# Start of Dataset entries

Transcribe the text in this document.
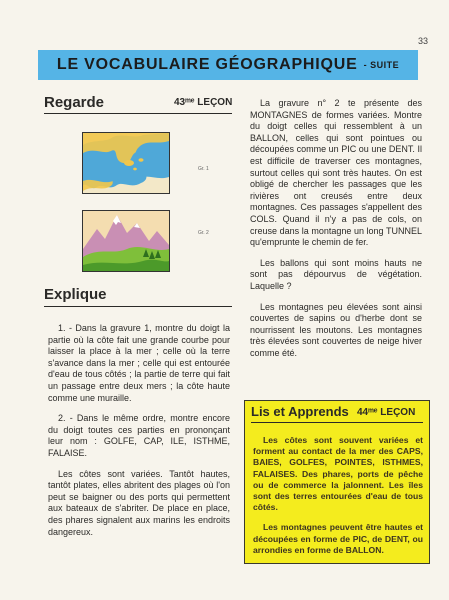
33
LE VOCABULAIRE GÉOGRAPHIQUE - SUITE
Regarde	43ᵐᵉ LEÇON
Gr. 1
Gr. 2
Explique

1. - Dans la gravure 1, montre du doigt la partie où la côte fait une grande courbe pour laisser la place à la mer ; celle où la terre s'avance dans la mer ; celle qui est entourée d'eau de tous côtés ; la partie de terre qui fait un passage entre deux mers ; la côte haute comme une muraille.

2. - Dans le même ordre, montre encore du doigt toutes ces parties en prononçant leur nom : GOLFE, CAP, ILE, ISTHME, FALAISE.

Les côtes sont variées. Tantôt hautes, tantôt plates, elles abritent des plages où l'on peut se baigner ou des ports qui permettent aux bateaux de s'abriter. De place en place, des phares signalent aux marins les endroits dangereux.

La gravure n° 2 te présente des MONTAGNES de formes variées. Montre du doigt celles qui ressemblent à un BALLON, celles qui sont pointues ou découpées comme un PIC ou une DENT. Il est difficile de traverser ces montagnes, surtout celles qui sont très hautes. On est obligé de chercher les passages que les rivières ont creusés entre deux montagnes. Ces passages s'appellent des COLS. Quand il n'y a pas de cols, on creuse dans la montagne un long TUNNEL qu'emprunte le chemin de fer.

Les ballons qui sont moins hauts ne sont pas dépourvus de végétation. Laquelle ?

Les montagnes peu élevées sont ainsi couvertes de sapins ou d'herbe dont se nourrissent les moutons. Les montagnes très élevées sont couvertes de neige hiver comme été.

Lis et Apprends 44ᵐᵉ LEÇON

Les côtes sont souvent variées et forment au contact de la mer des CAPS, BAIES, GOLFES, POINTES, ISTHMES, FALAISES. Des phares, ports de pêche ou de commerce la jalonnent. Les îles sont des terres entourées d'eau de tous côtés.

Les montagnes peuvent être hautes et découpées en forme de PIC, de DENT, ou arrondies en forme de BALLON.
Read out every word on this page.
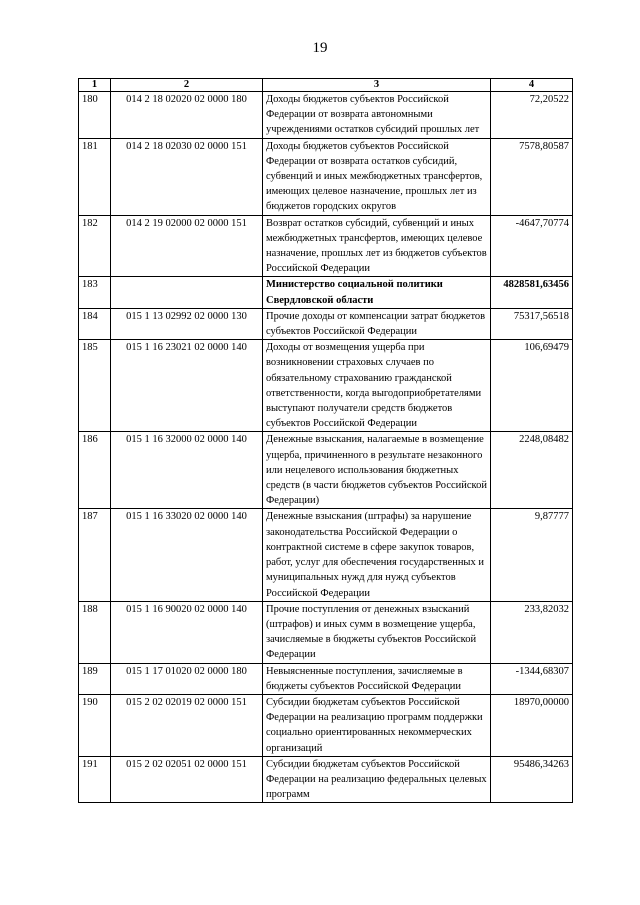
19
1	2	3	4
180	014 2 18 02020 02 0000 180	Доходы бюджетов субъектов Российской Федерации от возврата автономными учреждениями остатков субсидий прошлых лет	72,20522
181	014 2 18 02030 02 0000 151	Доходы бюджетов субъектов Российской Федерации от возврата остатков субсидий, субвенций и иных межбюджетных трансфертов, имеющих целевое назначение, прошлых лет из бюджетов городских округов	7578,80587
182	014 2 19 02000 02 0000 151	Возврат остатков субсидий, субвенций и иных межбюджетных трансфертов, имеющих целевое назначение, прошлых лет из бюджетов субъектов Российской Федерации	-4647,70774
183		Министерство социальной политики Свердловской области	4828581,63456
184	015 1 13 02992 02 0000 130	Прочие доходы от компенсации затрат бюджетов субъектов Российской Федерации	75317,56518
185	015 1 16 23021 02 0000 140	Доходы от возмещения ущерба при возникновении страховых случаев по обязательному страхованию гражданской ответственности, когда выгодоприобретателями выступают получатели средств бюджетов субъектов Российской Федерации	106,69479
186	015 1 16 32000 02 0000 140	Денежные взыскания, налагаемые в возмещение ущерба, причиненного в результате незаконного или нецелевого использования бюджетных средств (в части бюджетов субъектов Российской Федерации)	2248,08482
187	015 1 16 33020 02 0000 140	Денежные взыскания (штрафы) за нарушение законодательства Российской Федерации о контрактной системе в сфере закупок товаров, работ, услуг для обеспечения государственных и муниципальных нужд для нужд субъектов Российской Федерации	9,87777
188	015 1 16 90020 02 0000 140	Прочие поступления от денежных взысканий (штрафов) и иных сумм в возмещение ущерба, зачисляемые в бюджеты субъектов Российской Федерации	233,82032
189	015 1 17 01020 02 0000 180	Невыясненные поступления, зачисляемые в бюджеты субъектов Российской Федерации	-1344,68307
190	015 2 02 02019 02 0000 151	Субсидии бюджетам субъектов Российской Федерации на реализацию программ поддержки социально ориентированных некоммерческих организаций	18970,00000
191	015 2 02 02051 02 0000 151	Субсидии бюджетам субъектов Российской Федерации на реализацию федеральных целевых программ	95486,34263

# End of Dataset entries

Task prompt — Reproduce the listing word for word and omit its pictures.

Exercise solution —
Transcribe the text in this document.
33
LE VOCABULAIRE GÉOGRAPHIQUE - SUITE
Regarde	43ᵐᵉ LEÇON
Gr. 1
Gr. 2
Explique

1. - Dans la gravure 1, montre du doigt la partie où la côte fait une grande courbe pour laisser la place à la mer ; celle où la terre s'avance dans la mer ; celle qui est entourée d'eau de tous côtés ; la partie de terre qui fait un passage entre deux mers ; la côte haute comme une muraille.

2. - Dans le même ordre, montre encore du doigt toutes ces parties en prononçant leur nom : GOLFE, CAP, ILE, ISTHME, FALAISE.

Les côtes sont variées. Tantôt hautes, tantôt plates, elles abritent des plages où l'on peut se baigner ou des ports qui permettent aux bateaux de s'abriter. De place en place, des phares signalent aux marins les endroits dangereux.

La gravure n° 2 te présente des MONTAGNES de formes variées. Montre du doigt celles qui ressemblent à un BALLON, celles qui sont pointues ou découpées comme un PIC ou une DENT. Il est difficile de traverser ces montagnes, surtout celles qui sont très hautes. On est obligé de chercher les passages que les rivières ont creusés entre deux montagnes. Ces passages s'appellent des COLS. Quand il n'y a pas de cols, on creuse dans la montagne un long TUNNEL qu'emprunte le chemin de fer.

Les ballons qui sont moins hauts ne sont pas dépourvus de végétation. Laquelle ?

Les montagnes peu élevées sont ainsi couvertes de sapins ou d'herbe dont se nourrissent les moutons. Les montagnes très élevées sont couvertes de neige hiver comme été.

Lis et Apprends 44ᵐᵉ LEÇON

Les côtes sont souvent variées et forment au contact de la mer des CAPS, BAIES, GOLFES, POINTES, ISTHMES, FALAISES. Des phares, ports de pêche ou de commerce la jalonnent. Les îles sont des terres entourées d'eau de tous côtés.

Les montagnes peuvent être hautes et découpées en forme de PIC, de DENT, ou arrondies en forme de BALLON.
Read out every word on this page.
19
1	2	3	4
180	014 2 18 02020 02 0000 180	Доходы бюджетов субъектов Российской Федерации от возврата автономными учреждениями остатков субсидий прошлых лет	72,20522
181	014 2 18 02030 02 0000 151	Доходы бюджетов субъектов Российской Федерации от возврата остатков субсидий, субвенций и иных межбюджетных трансфертов, имеющих целевое назначение, прошлых лет из бюджетов городских округов	7578,80587
182	014 2 19 02000 02 0000 151	Возврат остатков субсидий, субвенций и иных межбюджетных трансфертов, имеющих целевое назначение, прошлых лет из бюджетов субъектов Российской Федерации	-4647,70774
183		Министерство социальной политики Свердловской области	4828581,63456
184	015 1 13 02992 02 0000 130	Прочие доходы от компенсации затрат бюджетов субъектов Российской Федерации	75317,56518
185	015 1 16 23021 02 0000 140	Доходы от возмещения ущерба при возникновении страховых случаев по обязательному страхованию гражданской ответственности, когда выгодоприобретателями выступают получатели средств бюджетов субъектов Российской Федерации	106,69479
186	015 1 16 32000 02 0000 140	Денежные взыскания, налагаемые в возмещение ущерба, причиненного в результате незаконного или нецелевого использования бюджетных средств (в части бюджетов субъектов Российской Федерации)	2248,08482
187	015 1 16 33020 02 0000 140	Денежные взыскания (штрафы) за нарушение законодательства Российской Федерации о контрактной системе в сфере закупок товаров, работ, услуг для обеспечения государственных и муниципальных нужд для нужд субъектов Российской Федерации	9,87777
188	015 1 16 90020 02 0000 140	Прочие поступления от денежных взысканий (штрафов) и иных сумм в возмещение ущерба, зачисляемые в бюджеты субъектов Российской Федерации	233,82032
189	015 1 17 01020 02 0000 180	Невыясненные поступления, зачисляемые в бюджеты субъектов Российской Федерации	-1344,68307
190	015 2 02 02019 02 0000 151	Субсидии бюджетам субъектов Российской Федерации на реализацию программ поддержки социально ориентированных некоммерческих организаций	18970,00000
191	015 2 02 02051 02 0000 151	Субсидии бюджетам субъектов Российской Федерации на реализацию федеральных целевых программ	95486,34263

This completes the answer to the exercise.